Stored records
──────

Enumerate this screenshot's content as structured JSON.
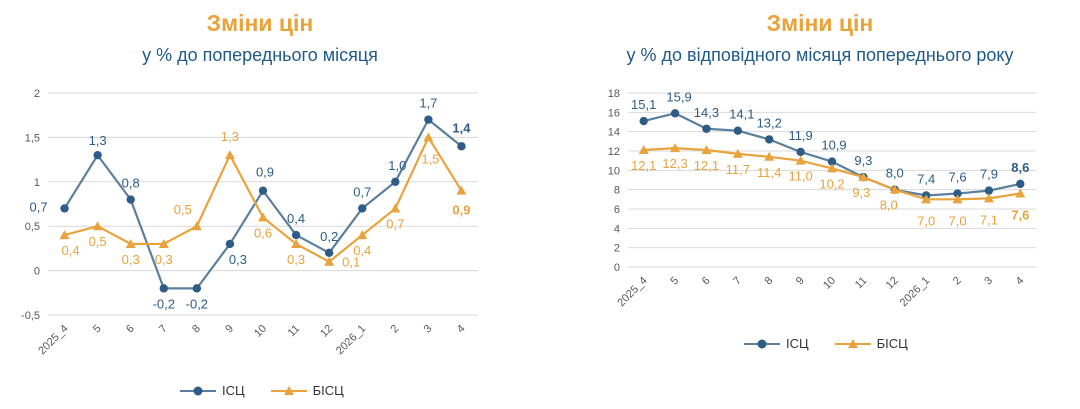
{
  "colors": {
    "title": "#E8A33C",
    "subtitle": "#1F5A8A",
    "icsc": "#5B7F9E",
    "icsc_marker": "#2E5C86",
    "bicsc": "#E8A33C",
    "grid": "#D9D9D9",
    "axis_text": "#595959"
  },
  "chart_data": [
    {
      "type": "line",
      "title": "Зміни цін",
      "subtitle": "у % до попереднього місяця",
      "categories": [
        "2025_4",
        "5",
        "6",
        "7",
        "8",
        "9",
        "10",
        "11",
        "12",
        "2026_1",
        "2",
        "3",
        "4"
      ],
      "series": [
        {
          "name": "ІСЦ",
          "values": [
            0.7,
            1.3,
            0.8,
            -0.2,
            -0.2,
            0.3,
            0.9,
            0.4,
            0.2,
            0.7,
            1.0,
            1.7,
            1.4
          ]
        },
        {
          "name": "БІСЦ",
          "values": [
            0.4,
            0.5,
            0.3,
            0.3,
            0.5,
            1.3,
            0.6,
            0.3,
            0.1,
            0.4,
            0.7,
            1.5,
            0.9
          ]
        }
      ],
      "series_labels": [
        [
          "0,7",
          "1,3",
          "0,8",
          "-0,2",
          "-0,2",
          "0,3",
          "0,9",
          "0,4",
          "0,2",
          "0,7",
          "1,0",
          "1,7",
          "1,4"
        ],
        [
          "0,4",
          "0,5",
          "0,3",
          "0,3",
          "0,5",
          "1,3",
          "0,6",
          "0,3",
          "0,1",
          "0,4",
          "0,7",
          "1,5",
          "0,9"
        ]
      ],
      "yticks": [
        "-0,5",
        "0",
        "0,5",
        "1",
        "1,5",
        "2"
      ],
      "ylim": [
        -0.5,
        2
      ],
      "grid": true,
      "legend": "bottom"
    },
    {
      "type": "line",
      "title": "Зміни цін",
      "subtitle": "у % до відповідного місяця попереднього року",
      "categories": [
        "2025_4",
        "5",
        "6",
        "7",
        "8",
        "9",
        "10",
        "11",
        "12",
        "2026_1",
        "2",
        "3",
        "4"
      ],
      "series": [
        {
          "name": "ІСЦ",
          "values": [
            15.1,
            15.9,
            14.3,
            14.1,
            13.2,
            11.9,
            10.9,
            9.3,
            8.0,
            7.4,
            7.6,
            7.9,
            8.6
          ]
        },
        {
          "name": "БІСЦ",
          "values": [
            12.1,
            12.3,
            12.1,
            11.7,
            11.4,
            11.0,
            10.2,
            9.3,
            8.0,
            7.0,
            7.0,
            7.1,
            7.6
          ]
        }
      ],
      "series_labels": [
        [
          "15,1",
          "15,9",
          "14,3",
          "14,1",
          "13,2",
          "11,9",
          "10,9",
          "9,3",
          "8,0",
          "7,4",
          "7,6",
          "7,9",
          "8,6"
        ],
        [
          "12,1",
          "12,3",
          "12,1",
          "11,7",
          "11,4",
          "11,0",
          "10,2",
          "9,3",
          "8,0",
          "7,0",
          "7,0",
          "7,1",
          "7,6"
        ]
      ],
      "yticks": [
        "0",
        "2",
        "4",
        "6",
        "8",
        "10",
        "12",
        "14",
        "16",
        "18"
      ],
      "ylim": [
        0,
        18
      ],
      "grid": true,
      "legend": "bottom"
    }
  ]
}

──────

What the task requires
Copy all lines from the material that contain "попереднього".

Solution to this task
      "subtitle": "у % до попереднього місяця",
      "subtitle": "у % до відповідного місяця попереднього року",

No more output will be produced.